### Tâches demandées
a) Répondez à ces questions sur l'extrait sur l'emploi assurable :
(i) Quels articles du Code civil du Québec sont jugés pertinents pour déterminer l'existence d'un contrat de travail au Québec ?
(ii) Selon l'article 2086, de quelle durée peut être le contrat de travail ?
(iii) Selon l'article 2099, qu'est-ce qui n'existe pas entre l'entrepreneur ou le prestataire de services et le client quant à l'exécution du contrat ?
b) Recopiez tel quel le passage de l'extrait sur l'emploi assurable, de « 2098        Le contrat » jusqu'à « à son exécution. ».

5. (1) Sous réserve du paragraphe (2), est un emploi assurable :

 

a.       l’emploi exercé au Canada pour un ou plusieurs employeurs, aux termes d’un contrat de louage de services ou d’apprentissage exprès ou tacite, écrit ou verbal, que l’employé reçoive sa rémunération de l’employeur ou d’une autre personne et que la rémunération soit calculée soit au temps ou aux pièces, soit en partie au temps et en partie aux pièces, soit de toute autre manière;

 

[8]             Cet article définit un emploi assurable comme comprenant l’emploi exercé en vertu d’un contrat de louage de services. La Loi sur l’AE ne définit pas ce qui constitue un tel contrat.

 

[9]             L’article 8.1 de la Loi d’interprétation prévoit ce qui suit dans de telles circonstances :

 

Propriété et droits civils

 

8.1              Le droit civil et la common law font pareillement autorité et sont tous deux sources de droit en matière de propriété et de droits civils au Canada et, s’il est nécessaire de recourir à des règles, principes ou notions appartenant au domaine de la propriété et des droits civils en vue d’assurer l’application d’un texte dans une province, il faut, sauf règle de droit s’y opposant, avoir recours aux règles, principes et notions en vigueur dans cette province au moment de l’application du texte.

 

[10]        Les dispositions pertinentes pour déterminer l’existence d’un contrat de travail au Québec et le distinguer du contrat de service sont les articles 2085, 2086, 2098 et 2099 du Code civil du Québec (« Code civil »).

 

Contrat de travail

 

2085        Le contrat de travail est celui par lequel une personne, le salarié, s’oblige, pour un temps limité et moyennant rémunération, à effectuer un travail sous la direction ou le contrôle d’une autre personne, l’employeur.

 

2086        Le contrat de travail est à durée déterminée ou indéterminée.

 

Contrat d’entreprise ou de service

 

2098        Le contrat d’entreprise ou de service est celui par lequel une personne, selon le cas l’entrepreneur ou le prestataire de services, s’engage envers une autre personne, le client, à réaliser un ouvrage matériel ou intellectuel ou à fournir un service moyennant un prix que le client s’oblige à lui payer.

 

2099        L’entrepreneur ou le prestataire de services a le libre choix des moyens d’exécution du contrat et il n’existe entre lui et le client aucun lien de subordination quant à son exécution.

### Informations fournies
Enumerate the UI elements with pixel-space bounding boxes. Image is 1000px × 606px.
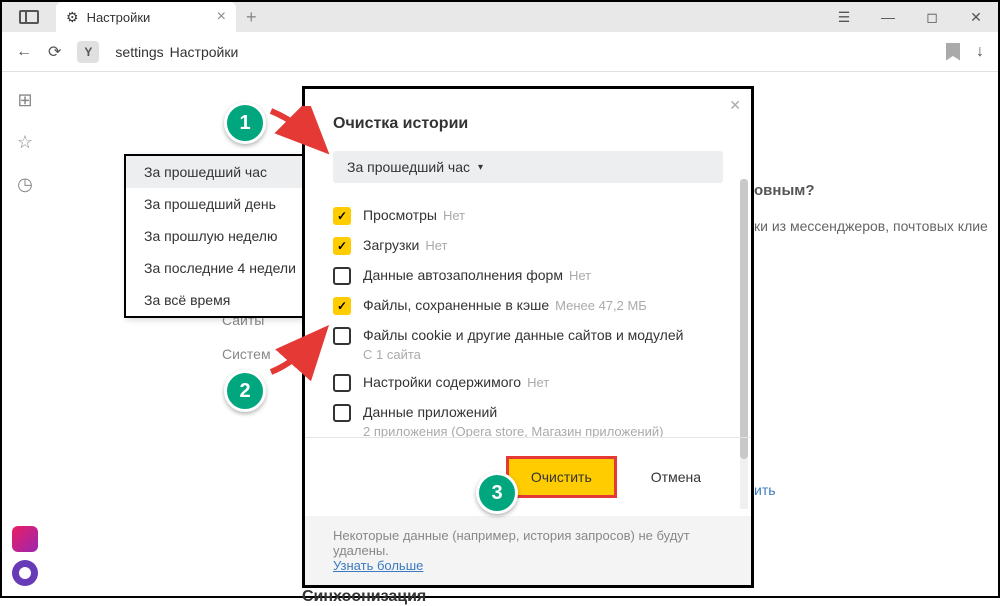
app-shortcut-2[interactable] [12,560,38,586]
window-controls: ☰ — ◻ ✕ [822,2,998,32]
url-text[interactable]: Настройки [170,44,239,60]
checkbox-views[interactable]: ✓ [333,207,351,225]
reload-button[interactable]: ⟳ [48,42,61,62]
check-content-settings[interactable]: Настройки содержимогоНет [333,368,723,398]
sidebar-toggle[interactable] [2,10,56,24]
arrow-1 [266,106,336,156]
chevron-down-icon: ▾ [478,162,483,173]
settings-nav: Сайты Систем [222,312,271,362]
yandex-icon: Y [77,41,99,63]
checklist: ✓ ПросмотрыНет ✓ ЗагрузкиНет Данные авто… [305,201,751,437]
dialog-footer: Очистить Отмена [305,437,751,516]
learn-more-link[interactable]: Узнать больше [333,558,423,573]
dialog-title: Очистка истории [333,115,723,133]
menu-button[interactable]: ☰ [822,2,866,32]
scrollbar-thumb[interactable] [740,179,748,459]
clear-button[interactable]: Очистить [506,456,617,498]
bg-heading: овным? [754,182,815,199]
nav-system[interactable]: Систем [222,346,271,362]
dropdown-item-4weeks[interactable]: За последние 4 недели [126,252,314,284]
bg-sync: Синхоонизация [302,588,426,606]
history-icon[interactable]: ◷ [15,174,35,194]
checkbox-downloads[interactable]: ✓ [333,237,351,255]
arrow-2 [266,322,336,382]
cancel-button[interactable]: Отмена [629,456,723,498]
checkbox-autofill[interactable] [333,267,351,285]
clear-history-dialog: ✕ Очистка истории За прошедший час ▾ ✓ П… [302,86,754,588]
close-window-button[interactable]: ✕ [954,2,998,32]
close-tab-icon[interactable]: × [217,8,226,26]
check-app-data[interactable]: Данные приложений2 приложения (Opera sto… [333,398,723,437]
annotation-3: 3 [476,472,518,514]
check-cookies[interactable]: Файлы cookie и другие данные сайтов и мо… [333,321,723,368]
time-range-select[interactable]: За прошедший час ▾ [333,151,723,183]
annotation-2: 2 [224,370,266,412]
checkbox-appdata[interactable] [333,404,351,422]
new-tab-button[interactable]: + [236,7,267,28]
dropdown-item-week[interactable]: За прошлую неделю [126,220,314,252]
check-cache[interactable]: ✓ Файлы, сохраненные в кэшеМенее 47,2 МБ [333,291,723,321]
bg-text: ки из мессенджеров, почтовых клие [754,218,988,234]
sidebar: ⊞ ☆ ◷ [2,74,48,596]
range-label: За прошедший час [347,159,470,175]
dropdown-item-hour[interactable]: За прошедший час [126,156,314,188]
bg-link[interactable]: ить [754,482,776,498]
panel-icon [19,10,39,24]
check-autofill[interactable]: Данные автозаполнения формНет [333,261,723,291]
gear-icon: ⚙ [66,9,79,26]
address-bar: ← ⟳ Y settings Настройки ↓ [2,32,998,72]
minimize-button[interactable]: — [866,2,910,32]
titlebar: ⚙ Настройки × + ☰ — ◻ ✕ [2,2,998,32]
dropdown-item-all[interactable]: За всё время [126,284,314,316]
app-shortcut-1[interactable] [12,526,38,552]
bookmark-icon[interactable] [946,43,960,61]
favorites-icon[interactable]: ☆ [15,132,35,152]
annotation-1: 1 [224,102,266,144]
back-button[interactable]: ← [16,43,32,61]
maximize-button[interactable]: ◻ [910,2,954,32]
download-button[interactable]: ↓ [976,43,984,61]
check-downloads[interactable]: ✓ ЗагрузкиНет [333,231,723,261]
dialog-close-button[interactable]: ✕ [729,97,741,114]
time-range-dropdown: За прошедший час За прошедший день За пр… [124,154,316,318]
browser-tab[interactable]: ⚙ Настройки × [56,2,236,32]
dropdown-item-day[interactable]: За прошедший день [126,188,314,220]
url-prefix: settings [115,44,163,60]
tab-title: Настройки [87,10,209,25]
checkbox-cache[interactable]: ✓ [333,297,351,315]
check-views[interactable]: ✓ ПросмотрыНет [333,201,723,231]
dialog-note: Некоторые данные (например, история запр… [305,516,751,585]
apps-icon[interactable]: ⊞ [15,90,35,110]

### Réponses par tâche
a)
(i) Les articles 2085, 2086, 2098 et 2099.
(ii) À durée déterminée ou indéterminée.
(iii) Aucun lien de subordination.

b)
2098        Le contrat d’entreprise ou de service est celui par lequel une personne, selon le cas l’entrepreneur ou le prestataire de services, s’engage envers une autre personne, le client, à réaliser un ouvrage matériel ou intellectuel ou à fournir un service moyennant un prix que le client s’oblige à lui payer.

 

2099        L’entrepreneur ou le prestataire de services a le libre choix des moyens d’exécution du contrat et il n’existe entre lui et le client aucun lien de subordination quant à son exécution.